Entries:

══════════════════════════════

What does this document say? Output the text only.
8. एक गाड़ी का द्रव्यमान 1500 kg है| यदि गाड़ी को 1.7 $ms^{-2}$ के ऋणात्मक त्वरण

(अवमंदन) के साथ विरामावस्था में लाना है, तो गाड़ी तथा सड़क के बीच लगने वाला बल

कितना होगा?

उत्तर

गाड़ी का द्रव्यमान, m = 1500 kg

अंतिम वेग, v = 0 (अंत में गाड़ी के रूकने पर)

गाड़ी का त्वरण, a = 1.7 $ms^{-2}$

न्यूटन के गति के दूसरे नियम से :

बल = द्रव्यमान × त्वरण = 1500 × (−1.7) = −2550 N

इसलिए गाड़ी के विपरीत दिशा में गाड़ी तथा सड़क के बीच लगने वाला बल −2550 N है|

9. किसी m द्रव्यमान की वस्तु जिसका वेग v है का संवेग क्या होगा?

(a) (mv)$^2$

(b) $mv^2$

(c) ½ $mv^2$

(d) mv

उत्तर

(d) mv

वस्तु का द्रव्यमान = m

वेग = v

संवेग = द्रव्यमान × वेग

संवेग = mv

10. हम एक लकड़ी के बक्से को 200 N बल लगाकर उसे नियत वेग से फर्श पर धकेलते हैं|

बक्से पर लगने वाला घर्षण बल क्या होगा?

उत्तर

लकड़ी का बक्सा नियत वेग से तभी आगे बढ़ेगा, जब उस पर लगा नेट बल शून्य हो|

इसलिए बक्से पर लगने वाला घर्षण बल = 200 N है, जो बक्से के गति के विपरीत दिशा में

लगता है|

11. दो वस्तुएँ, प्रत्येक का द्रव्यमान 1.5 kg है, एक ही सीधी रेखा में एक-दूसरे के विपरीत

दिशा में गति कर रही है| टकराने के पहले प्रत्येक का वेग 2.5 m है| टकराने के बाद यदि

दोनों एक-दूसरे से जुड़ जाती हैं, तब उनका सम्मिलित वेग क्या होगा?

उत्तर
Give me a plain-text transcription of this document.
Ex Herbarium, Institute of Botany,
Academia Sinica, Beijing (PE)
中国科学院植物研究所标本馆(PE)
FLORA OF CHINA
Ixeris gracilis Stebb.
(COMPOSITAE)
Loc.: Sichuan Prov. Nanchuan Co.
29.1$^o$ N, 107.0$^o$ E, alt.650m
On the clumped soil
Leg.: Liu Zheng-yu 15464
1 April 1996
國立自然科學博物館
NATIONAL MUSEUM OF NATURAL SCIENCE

══════════════════════════════

Required task:
Repeat every line of the data, exactly and in full.

Written answer:
What does this document say? Output the text only.
8. एक गाड़ी का द्रव्यमान 1500 kg है| यदि गाड़ी को 1.7 $ms^{-2}$ के ऋणात्मक त्वरण

(अवमंदन) के साथ विरामावस्था में लाना है, तो गाड़ी तथा सड़क के बीच लगने वाला बल

कितना होगा?

उत्तर

गाड़ी का द्रव्यमान, m = 1500 kg

अंतिम वेग, v = 0 (अंत में गाड़ी के रूकने पर)

गाड़ी का त्वरण, a = 1.7 $ms^{-2}$

न्यूटन के गति के दूसरे नियम से :

बल = द्रव्यमान × त्वरण = 1500 × (−1.7) = −2550 N

इसलिए गाड़ी के विपरीत दिशा में गाड़ी तथा सड़क के बीच लगने वाला बल −2550 N है|

9. किसी m द्रव्यमान की वस्तु जिसका वेग v है का संवेग क्या होगा?

(a) (mv)$^2$

(b) $mv^2$

(c) ½ $mv^2$

(d) mv

उत्तर

(d) mv

वस्तु का द्रव्यमान = m

वेग = v

संवेग = द्रव्यमान × वेग

संवेग = mv

10. हम एक लकड़ी के बक्से को 200 N बल लगाकर उसे नियत वेग से फर्श पर धकेलते हैं|

बक्से पर लगने वाला घर्षण बल क्या होगा?

उत्तर

लकड़ी का बक्सा नियत वेग से तभी आगे बढ़ेगा, जब उस पर लगा नेट बल शून्य हो|

इसलिए बक्से पर लगने वाला घर्षण बल = 200 N है, जो बक्से के गति के विपरीत दिशा में

लगता है|

11. दो वस्तुएँ, प्रत्येक का द्रव्यमान 1.5 kg है, एक ही सीधी रेखा में एक-दूसरे के विपरीत

दिशा में गति कर रही है| टकराने के पहले प्रत्येक का वेग 2.5 m है| टकराने के बाद यदि

दोनों एक-दूसरे से जुड़ जाती हैं, तब उनका सम्मिलित वेग क्या होगा?

उत्तर
Give me a plain-text transcription of this document.
Ex Herbarium, Institute of Botany,
Academia Sinica, Beijing (PE)
中国科学院植物研究所标本馆(PE)
FLORA OF CHINA
Ixeris gracilis Stebb.
(COMPOSITAE)
Loc.: Sichuan Prov. Nanchuan Co.
29.1$^o$ N, 107.0$^o$ E, alt.650m
On the clumped soil
Leg.: Liu Zheng-yu 15464
1 April 1996
國立自然科學博物館
NATIONAL MUSEUM OF NATURAL SCIENCE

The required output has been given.